──────── Data excerpts

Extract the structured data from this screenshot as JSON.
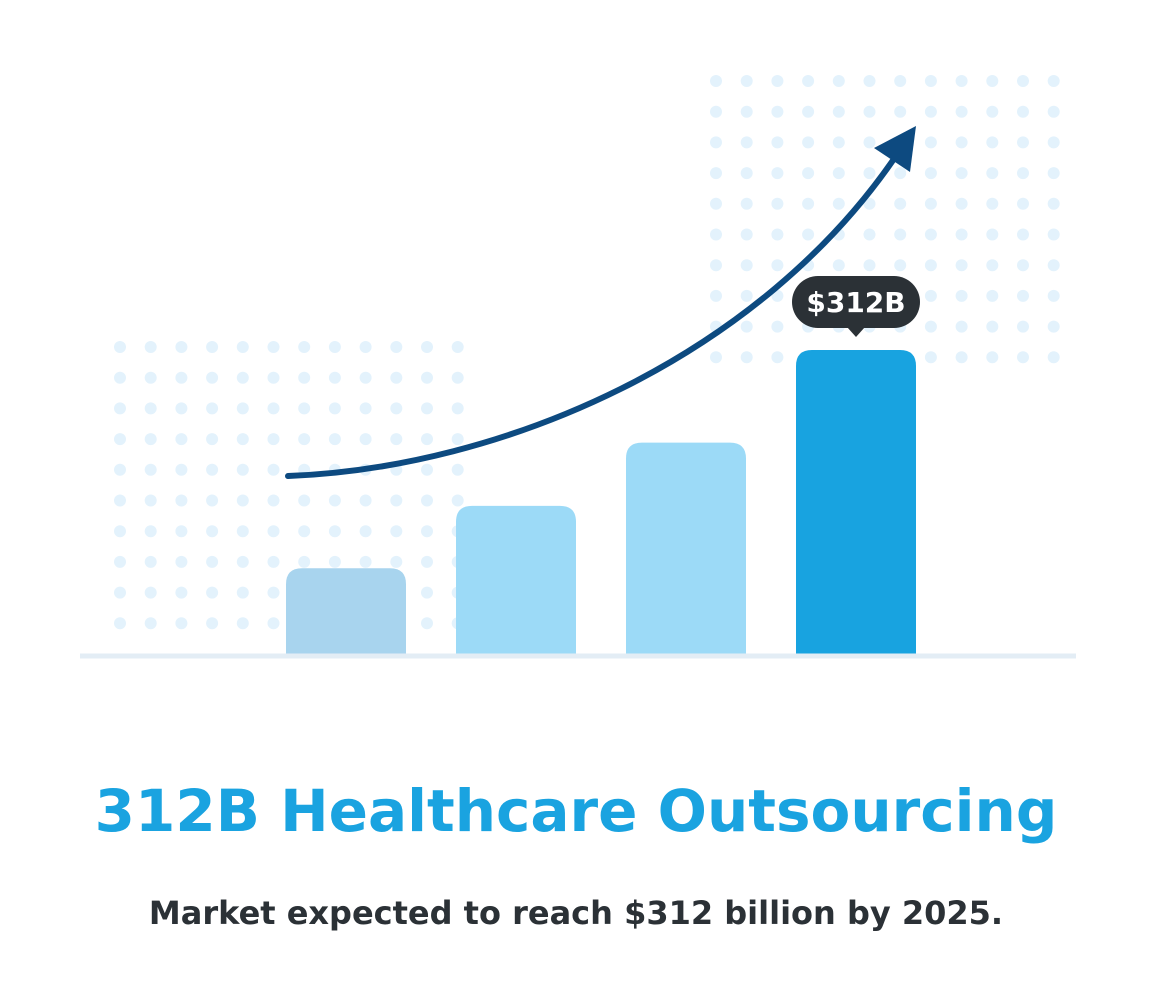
{
  "chart_data": {
    "type": "bar",
    "title": "312B Healthcare Outsourcing",
    "subtitle": "Market expected to reach $312 billion by 2025.",
    "values": [
      88,
      152,
      217,
      312
    ],
    "value_labels": [
      null,
      null,
      null,
      "$312B"
    ],
    "colors": [
      "#a8d4ee",
      "#9cdaf7",
      "#9cdaf7",
      "#18a3e0"
    ]
  }
}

────────────────

All entries must be written out again exactly as given, with no pictures in the copy.

Extract the structured data from this screenshot as JSON.
{
  "chart_data": {
    "type": "bar",
    "title": "312B Healthcare Outsourcing",
    "subtitle": "Market expected to reach $312 billion by 2025.",
    "values": [
      88,
      152,
      217,
      312
    ],
    "value_labels": [
      null,
      null,
      null,
      "$312B"
    ],
    "colors": [
      "#a8d4ee",
      "#9cdaf7",
      "#9cdaf7",
      "#18a3e0"
    ]
  }
}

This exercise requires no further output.